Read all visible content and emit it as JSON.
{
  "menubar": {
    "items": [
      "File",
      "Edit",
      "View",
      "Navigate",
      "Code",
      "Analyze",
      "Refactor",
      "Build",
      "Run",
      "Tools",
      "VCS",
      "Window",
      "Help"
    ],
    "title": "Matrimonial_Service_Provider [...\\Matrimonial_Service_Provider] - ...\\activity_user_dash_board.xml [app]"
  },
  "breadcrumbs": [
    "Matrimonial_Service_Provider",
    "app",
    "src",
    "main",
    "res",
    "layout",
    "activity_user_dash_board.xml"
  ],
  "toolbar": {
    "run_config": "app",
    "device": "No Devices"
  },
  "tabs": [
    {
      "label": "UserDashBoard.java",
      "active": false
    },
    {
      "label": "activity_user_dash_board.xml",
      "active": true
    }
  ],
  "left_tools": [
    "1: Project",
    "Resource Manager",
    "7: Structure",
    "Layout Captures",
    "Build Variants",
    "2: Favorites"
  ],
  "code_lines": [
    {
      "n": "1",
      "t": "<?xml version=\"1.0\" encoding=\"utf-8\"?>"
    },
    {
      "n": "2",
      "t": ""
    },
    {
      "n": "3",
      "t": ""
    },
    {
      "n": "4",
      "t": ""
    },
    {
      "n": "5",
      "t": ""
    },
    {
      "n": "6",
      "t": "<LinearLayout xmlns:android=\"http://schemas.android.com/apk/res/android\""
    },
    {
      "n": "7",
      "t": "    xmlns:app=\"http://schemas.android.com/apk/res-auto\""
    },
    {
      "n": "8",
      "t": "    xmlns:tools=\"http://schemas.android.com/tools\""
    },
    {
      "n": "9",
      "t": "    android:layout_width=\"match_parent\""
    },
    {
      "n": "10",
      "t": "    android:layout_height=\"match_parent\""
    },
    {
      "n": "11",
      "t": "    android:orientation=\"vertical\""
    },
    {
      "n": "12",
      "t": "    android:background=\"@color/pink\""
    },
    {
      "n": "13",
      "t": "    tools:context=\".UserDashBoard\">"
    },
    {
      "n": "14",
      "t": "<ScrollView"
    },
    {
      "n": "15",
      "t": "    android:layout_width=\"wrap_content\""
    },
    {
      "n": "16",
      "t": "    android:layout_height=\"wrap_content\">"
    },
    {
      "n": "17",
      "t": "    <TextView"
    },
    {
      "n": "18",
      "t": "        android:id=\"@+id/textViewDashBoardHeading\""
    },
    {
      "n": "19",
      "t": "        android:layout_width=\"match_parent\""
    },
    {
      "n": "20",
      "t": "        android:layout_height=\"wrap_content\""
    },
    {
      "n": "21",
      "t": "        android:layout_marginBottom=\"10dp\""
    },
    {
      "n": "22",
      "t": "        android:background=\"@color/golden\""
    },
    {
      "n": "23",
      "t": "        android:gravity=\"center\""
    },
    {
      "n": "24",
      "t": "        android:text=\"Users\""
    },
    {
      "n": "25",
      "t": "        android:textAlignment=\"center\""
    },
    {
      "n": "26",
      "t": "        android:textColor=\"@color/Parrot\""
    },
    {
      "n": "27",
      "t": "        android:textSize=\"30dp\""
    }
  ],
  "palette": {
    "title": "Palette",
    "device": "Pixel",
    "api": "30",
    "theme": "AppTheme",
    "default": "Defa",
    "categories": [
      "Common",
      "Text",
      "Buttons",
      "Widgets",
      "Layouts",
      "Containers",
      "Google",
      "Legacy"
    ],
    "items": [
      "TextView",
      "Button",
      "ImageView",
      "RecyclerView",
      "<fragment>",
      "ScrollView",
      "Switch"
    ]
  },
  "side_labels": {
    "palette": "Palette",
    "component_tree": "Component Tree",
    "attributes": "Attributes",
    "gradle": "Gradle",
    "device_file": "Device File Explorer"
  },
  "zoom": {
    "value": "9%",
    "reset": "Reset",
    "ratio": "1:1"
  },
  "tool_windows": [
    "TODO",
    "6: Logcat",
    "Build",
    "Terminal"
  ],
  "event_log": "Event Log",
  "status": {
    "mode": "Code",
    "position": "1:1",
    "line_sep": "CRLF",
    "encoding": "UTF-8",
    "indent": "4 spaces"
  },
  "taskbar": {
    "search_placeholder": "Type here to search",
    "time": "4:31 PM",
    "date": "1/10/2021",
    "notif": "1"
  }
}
________________________
**WHAT TO DO:** Go over the records above line by line and count those holding the word "xmlns". Reply only with the number.

**SOLUTION TO THE EXERCISE:** 3